**Instrucciones de la tarea**:
Reproduce literalmente el fragmento del texto sobre el amor como acto de dar que va desde "Para el carácter" hasta "sí es rico.".

El amor es una actividad, no un afecto pasivo. En el sentido más general, puede describirse el carácter activo de amor afirmando que amar es fundamentalmente dar, no recibir. ¿Qué es dar? Realidad plena de ambigüedades y complejidades. El malentendido más común consiste en suponer que dar significa “renunciar” a algo, privarse de algo, sacrificarse. El carácter mercantil está dispuesto a dar, pero sólo a cambio de recibir. Algunos hacen del dar una virtud, en el sentido de sacrificio.

Para el carácter productivo, dar posee un significado totalmente distinto: constituye la más alta expresión de potencia. En el acto mismo de dar, experimento mi fuerza, mi riqueza, mi poder. Tal experiencia de vitalidad y potencia exaltadas me llena de dicha (felicidad). Me experimento a mí mismo como desbordante, pródigo, vivo, y, por tanto, dichoso. Dar produce más felicidad que recibir, no porque sea una privación, sino porque en el acto de dar está la expresión de mi vitalidad.

En la esfera de las cosas materiales, dar significa ser rico. No es rico el que tiene mucho, sino el que da mucho. El avaro (tacaño) que se preocupa angustiosamente por la posible pérdida de algo es, desde el punto de vista psicológico, un hombre indigente, empobrecido, por mucho que posea. Quien es capaz de dar en sí es rico.

La esfera más importante del dar no es la de las cosas materiales, sino el dominio de lo específicamente humano. Da de su alegría, de su interés, de su comprensión, de su conocimiento, de su humor, de su tristeza. No da con el fin de recibir. Cuando da verdaderamente, no puede dejar de recibir lo que se le da en cambio. Dar implica hacer de la otra persona un dador, y ambas comparten la alegría de lo que han creado. En lo que toca específicamente al amor, eso significa: el amor es un poder que produce amor. El hecho de la capacidad de amar como acto de dar depende del carácter de la persona.

**Datos proporcionados**:

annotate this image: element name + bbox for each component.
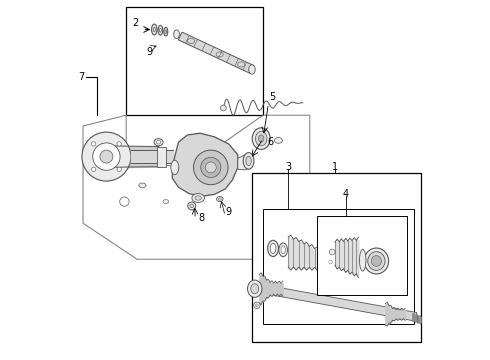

**Solución de la tarea**:
Para el carácter productivo, dar posee un significado totalmente distinto: constituye la más alta expresión de potencia. En el acto mismo de dar, experimento mi fuerza, mi riqueza, mi poder. Tal experiencia de vitalidad y potencia exaltadas me llena de dicha (felicidad). Me experimento a mí mismo como desbordante, pródigo, vivo, y, por tanto, dichoso. Dar produce más felicidad que recibir, no porque sea una privación, sino porque en el acto de dar está la expresión de mi vitalidad.

En la esfera de las cosas materiales, dar significa ser rico. No es rico el que tiene mucho, sino el que da mucho. El avaro (tacaño) que se preocupa angustiosamente por la posible pérdida de algo es, desde el punto de vista psicológico, un hombre indigente, empobrecido, por mucho que posea. Quien es capaz de dar en sí es rico.